(Data entries for graphics)
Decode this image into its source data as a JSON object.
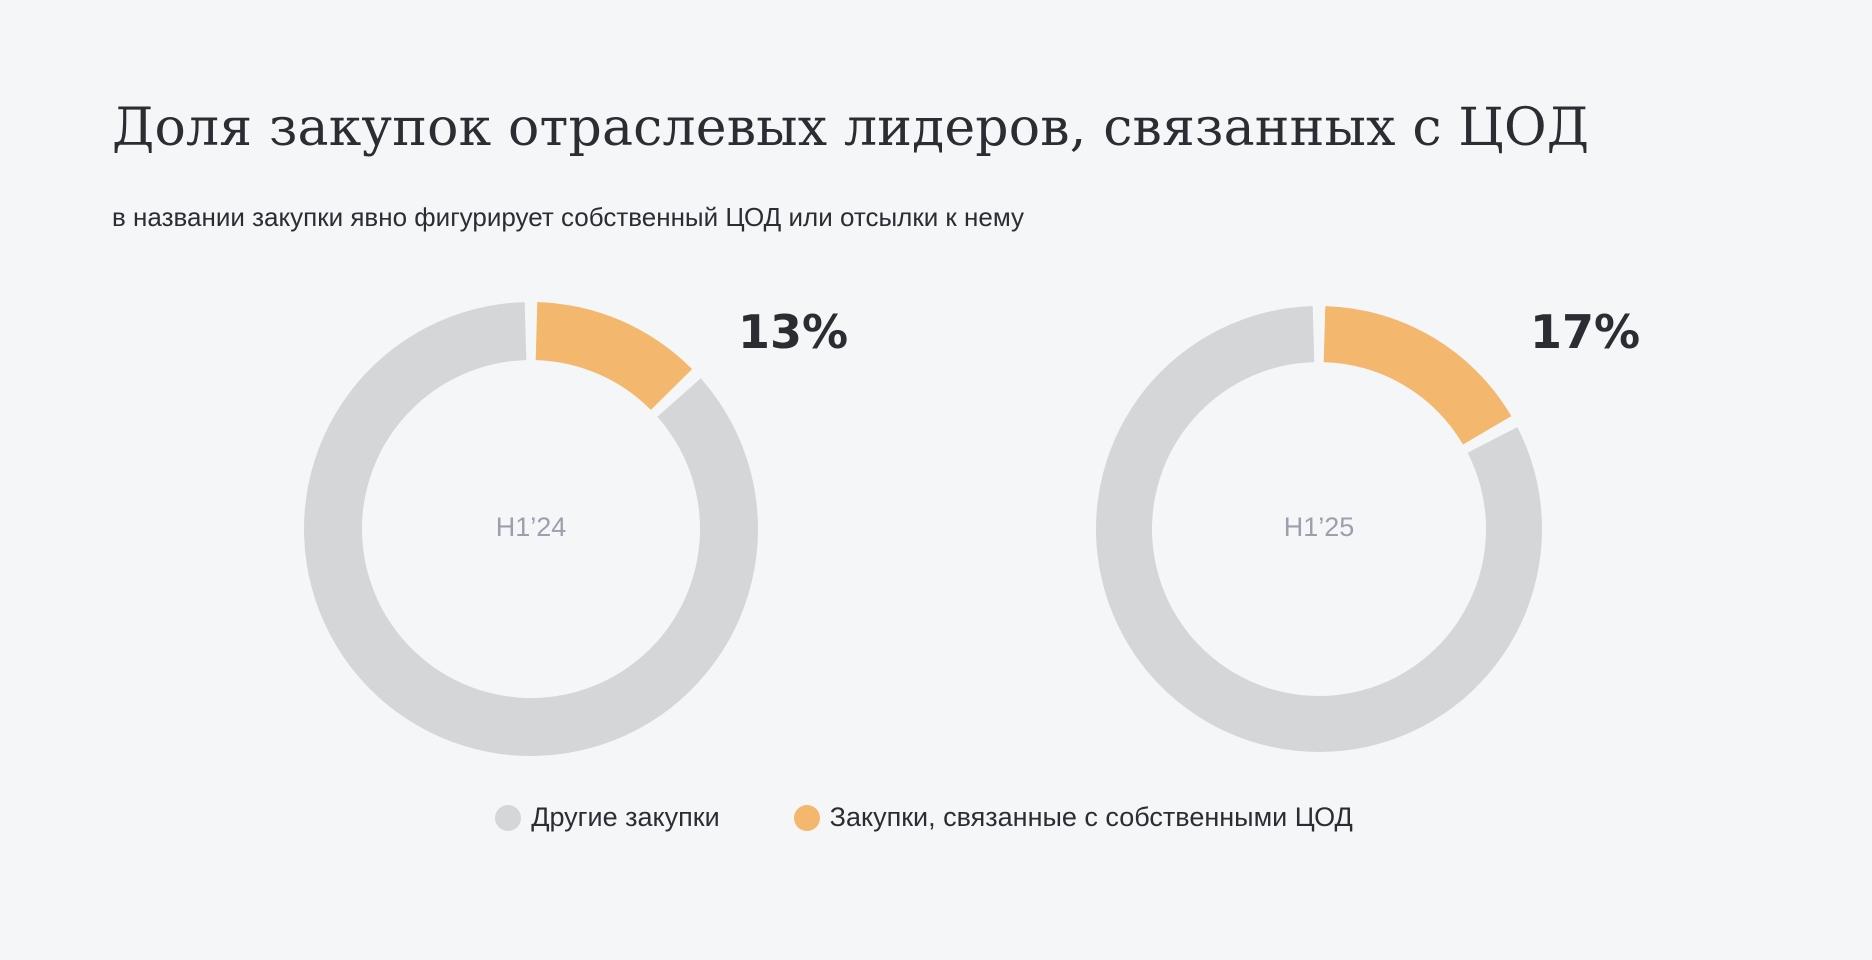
{
  "chart_data": {
    "type": "pie",
    "title": "Доля закупок отраслевых лидеров, связанных с ЦОД",
    "subtitle": "в названии закупки явно фигурирует собственный ЦОД или отсылки к нему",
    "legend": [
      {
        "label": "Другие закупки",
        "color": "#d5d6d8"
      },
      {
        "label": "Закупки, связанные с собственными ЦОД",
        "color": "#f4b76e"
      }
    ],
    "charts": [
      {
        "label": "H1’24",
        "highlight_value": 13,
        "highlight_text": "13%"
      },
      {
        "label": "H1’25",
        "highlight_value": 17,
        "highlight_text": "17%"
      }
    ]
  }
}
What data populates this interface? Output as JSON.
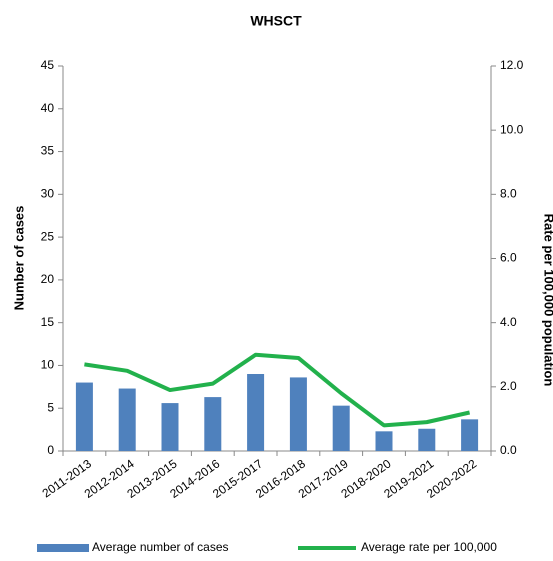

● **What you should do**
Print out the material word for word, omitting the pictures.

● **Exercise result**
Decode this image into its source data as a JSON object.
{
  "chart_data": {
    "type": "pie",
    "title": "Доля закупок отраслевых лидеров, связанных с ЦОД",
    "subtitle": "в названии закупки явно фигурирует собственный ЦОД или отсылки к нему",
    "legend": [
      {
        "label": "Другие закупки",
        "color": "#d5d6d8"
      },
      {
        "label": "Закупки, связанные с собственными ЦОД",
        "color": "#f4b76e"
      }
    ],
    "charts": [
      {
        "label": "H1’24",
        "highlight_value": 13,
        "highlight_text": "13%"
      },
      {
        "label": "H1’25",
        "highlight_value": 17,
        "highlight_text": "17%"
      }
    ]
  }
}
What data populates this interface? Output as JSON.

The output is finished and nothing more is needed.